What needs to be done |
Decide whether each statement below agrees with the text on repository access control with Apache and mod_perl, answering yes or no and quoting the words of the text that settle it. 1. The setup has been tested on apache2 with both mysql and postgresql. 2. The /svn-private location lets the Redmine server write to the repositories. 3. Browsing a non-public repository requires no password.

Repositories access control with apache mod dav svn and mod perl » History » Revision 2
Revision 1 (Nicolas Chuche, 2007-11-18 21:07) → Revision 2/47 (Nicolas Chuche, 2007-11-18 21:13)
h1. Repositories access control with apache mod dav svn and mod perl
{{>TOC}}
h2. overview
In this documentation, we will configure apache to delegate
authentication to mod_perl. It's tested on apache2 with mysql and
postgresql but should work with allmost every databases for which
there is a perl DBD module.
You need a Redmine re. 860 or later. If your Redmine is older than re .916, download "Redmine.pm":http://redmine.rubyforge.org/svn/trunk/extra/svn/Redmine.pm
You need to have a working apache on your SVN server and you must
install some modules at least mod_dav_svn, mod_perl2, DBI and DBD::mysql (or the
DBD driver for you database as it should work on allmost all
databases).
On Debian/ubuntu you must do :
<pre>
aptitude install libapache2-svn libapache-dbi-perl libapache2-mod-perl2 libdbd-mysql-perl
</pre>
h2. enabling apache modules
On debian/ubuntu :
<pre>
a2enmod dav
a2enmod dav_svn
a2enmod perl
</pre>
h2. apache configuration
You need to copy "Redmine.pm" on your svn server and
add something like that to your apache configuration (for example in @/etc/APACHE_DIR/conf.d/@
You must change the Redmine.pm path and database informations to fit your needs.
<pre>
PerlRequire /usr/local/apache/Redmine.pm
<Location /svn>
DAV svn
SVNParentPath "/var/svn"
AuthType Basic
AuthName redmine
Require valid-user
PerlAccessHandler Apache::Authn::Redmine::access_handler
PerlAuthenHandler Apache::Authn::Redmine::authen_handler
## for mysql
PerlSetVar dsn DBI:mysql:database=databasename;host=my.db.server
## for postgres
# PerlSetVar dsn DBI:Pg:dbname=databasename;host=my.db.server
PerlSetVar db_user redmine
PerlSetVar db_pass password
</Location>
# a private location in read only mode to allow Redmine browsing
<Location /svn-private>
DAV svn
SVNParentPath "/var/svn"
Order deny,allow
Deny from all
# only allow reading orders
<Limit GET PROPFIND OPTIONS REPORT>
Allow from redmine.server.ip
</Limit>
</Location>
</pre>
It will add add two Location directives, one /svn with authentication
and access control against the Redmine database for users and one
/svn-private in read-only with ip limitation for Redmine browsing.
And that's done. You can try to browse some public repository with :
<pre>
svn ls http://my.svn.server/svn/myproject
</pre>
If you try to browse some non public repository, it will ask you a password.

Stored data entries
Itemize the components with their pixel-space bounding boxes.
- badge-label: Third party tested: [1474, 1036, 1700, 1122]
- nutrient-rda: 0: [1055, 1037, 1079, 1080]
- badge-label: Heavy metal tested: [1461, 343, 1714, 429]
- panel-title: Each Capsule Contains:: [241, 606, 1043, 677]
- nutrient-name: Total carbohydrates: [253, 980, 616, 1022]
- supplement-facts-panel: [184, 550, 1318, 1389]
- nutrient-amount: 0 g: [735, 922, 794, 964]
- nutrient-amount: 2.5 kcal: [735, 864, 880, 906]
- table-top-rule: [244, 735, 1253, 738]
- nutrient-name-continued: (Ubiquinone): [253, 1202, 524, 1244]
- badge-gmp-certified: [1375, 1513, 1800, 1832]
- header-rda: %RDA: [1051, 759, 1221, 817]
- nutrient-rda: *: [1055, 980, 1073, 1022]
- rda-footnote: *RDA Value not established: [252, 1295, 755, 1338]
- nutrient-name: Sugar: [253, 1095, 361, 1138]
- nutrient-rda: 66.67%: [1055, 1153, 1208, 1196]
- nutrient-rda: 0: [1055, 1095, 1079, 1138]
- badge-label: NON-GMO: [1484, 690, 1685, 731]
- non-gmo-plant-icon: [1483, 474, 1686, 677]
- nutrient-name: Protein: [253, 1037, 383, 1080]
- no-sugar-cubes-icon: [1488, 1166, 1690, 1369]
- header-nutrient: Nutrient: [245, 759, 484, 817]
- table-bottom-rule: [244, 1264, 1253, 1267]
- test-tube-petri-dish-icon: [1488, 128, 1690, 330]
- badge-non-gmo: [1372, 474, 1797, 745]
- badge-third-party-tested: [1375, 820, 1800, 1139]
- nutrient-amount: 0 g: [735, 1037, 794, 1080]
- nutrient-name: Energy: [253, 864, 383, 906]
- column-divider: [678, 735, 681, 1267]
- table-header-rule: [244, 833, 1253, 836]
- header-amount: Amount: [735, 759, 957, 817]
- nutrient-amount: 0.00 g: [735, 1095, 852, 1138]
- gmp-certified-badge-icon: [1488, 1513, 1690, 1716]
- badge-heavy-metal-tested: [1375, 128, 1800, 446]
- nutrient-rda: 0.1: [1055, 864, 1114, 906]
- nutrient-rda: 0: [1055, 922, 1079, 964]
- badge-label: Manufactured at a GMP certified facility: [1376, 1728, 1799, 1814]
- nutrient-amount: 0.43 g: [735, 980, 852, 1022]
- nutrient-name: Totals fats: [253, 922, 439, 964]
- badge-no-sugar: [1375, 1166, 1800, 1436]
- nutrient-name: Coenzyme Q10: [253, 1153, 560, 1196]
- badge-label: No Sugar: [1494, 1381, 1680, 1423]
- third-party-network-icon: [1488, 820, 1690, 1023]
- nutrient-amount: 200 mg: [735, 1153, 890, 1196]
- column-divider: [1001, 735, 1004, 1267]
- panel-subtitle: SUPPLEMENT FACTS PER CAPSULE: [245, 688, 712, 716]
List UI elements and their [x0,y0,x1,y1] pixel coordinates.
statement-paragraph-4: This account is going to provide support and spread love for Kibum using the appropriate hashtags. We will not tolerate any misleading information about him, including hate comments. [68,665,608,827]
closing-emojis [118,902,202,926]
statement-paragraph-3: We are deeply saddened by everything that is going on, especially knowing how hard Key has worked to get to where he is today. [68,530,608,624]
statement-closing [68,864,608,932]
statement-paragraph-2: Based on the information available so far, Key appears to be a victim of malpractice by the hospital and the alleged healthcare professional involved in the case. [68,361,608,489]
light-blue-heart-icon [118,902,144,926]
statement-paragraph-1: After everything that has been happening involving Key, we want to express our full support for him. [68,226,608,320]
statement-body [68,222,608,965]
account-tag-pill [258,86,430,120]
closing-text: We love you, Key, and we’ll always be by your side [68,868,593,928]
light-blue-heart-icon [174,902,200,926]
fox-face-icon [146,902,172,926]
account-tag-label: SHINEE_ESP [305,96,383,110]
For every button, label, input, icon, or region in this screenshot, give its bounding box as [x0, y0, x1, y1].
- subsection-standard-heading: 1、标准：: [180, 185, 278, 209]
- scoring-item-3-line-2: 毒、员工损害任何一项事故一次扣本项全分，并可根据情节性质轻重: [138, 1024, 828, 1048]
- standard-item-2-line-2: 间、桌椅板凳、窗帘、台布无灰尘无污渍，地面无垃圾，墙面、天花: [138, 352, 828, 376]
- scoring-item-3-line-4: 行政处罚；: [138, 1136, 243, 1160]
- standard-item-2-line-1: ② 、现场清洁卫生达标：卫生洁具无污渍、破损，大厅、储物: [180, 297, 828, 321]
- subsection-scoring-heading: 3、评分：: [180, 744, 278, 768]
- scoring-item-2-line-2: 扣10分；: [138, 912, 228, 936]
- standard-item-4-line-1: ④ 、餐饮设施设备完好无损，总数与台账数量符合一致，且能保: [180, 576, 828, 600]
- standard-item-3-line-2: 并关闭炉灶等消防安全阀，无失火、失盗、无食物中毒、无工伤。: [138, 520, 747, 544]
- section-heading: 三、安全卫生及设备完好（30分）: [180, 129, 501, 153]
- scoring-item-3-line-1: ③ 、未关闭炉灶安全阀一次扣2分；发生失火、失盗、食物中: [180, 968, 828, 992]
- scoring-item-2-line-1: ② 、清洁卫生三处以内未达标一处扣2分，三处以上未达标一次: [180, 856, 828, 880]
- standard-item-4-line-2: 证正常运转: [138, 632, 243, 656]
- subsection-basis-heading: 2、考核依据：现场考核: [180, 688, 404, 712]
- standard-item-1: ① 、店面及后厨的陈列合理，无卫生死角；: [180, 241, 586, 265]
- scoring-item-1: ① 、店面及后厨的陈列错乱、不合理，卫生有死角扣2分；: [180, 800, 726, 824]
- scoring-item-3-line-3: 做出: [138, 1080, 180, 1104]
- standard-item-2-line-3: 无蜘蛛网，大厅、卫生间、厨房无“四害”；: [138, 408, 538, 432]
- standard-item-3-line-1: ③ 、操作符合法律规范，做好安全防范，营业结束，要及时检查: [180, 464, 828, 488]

Solution for this problem |
1. Yes: "It's tested on apache2 with mysql and postgresql"
2. No: "/svn-private in read-only with ip limitation for Redmine browsing."
3. No: "If you try to browse some non public repository, it will ask you a password."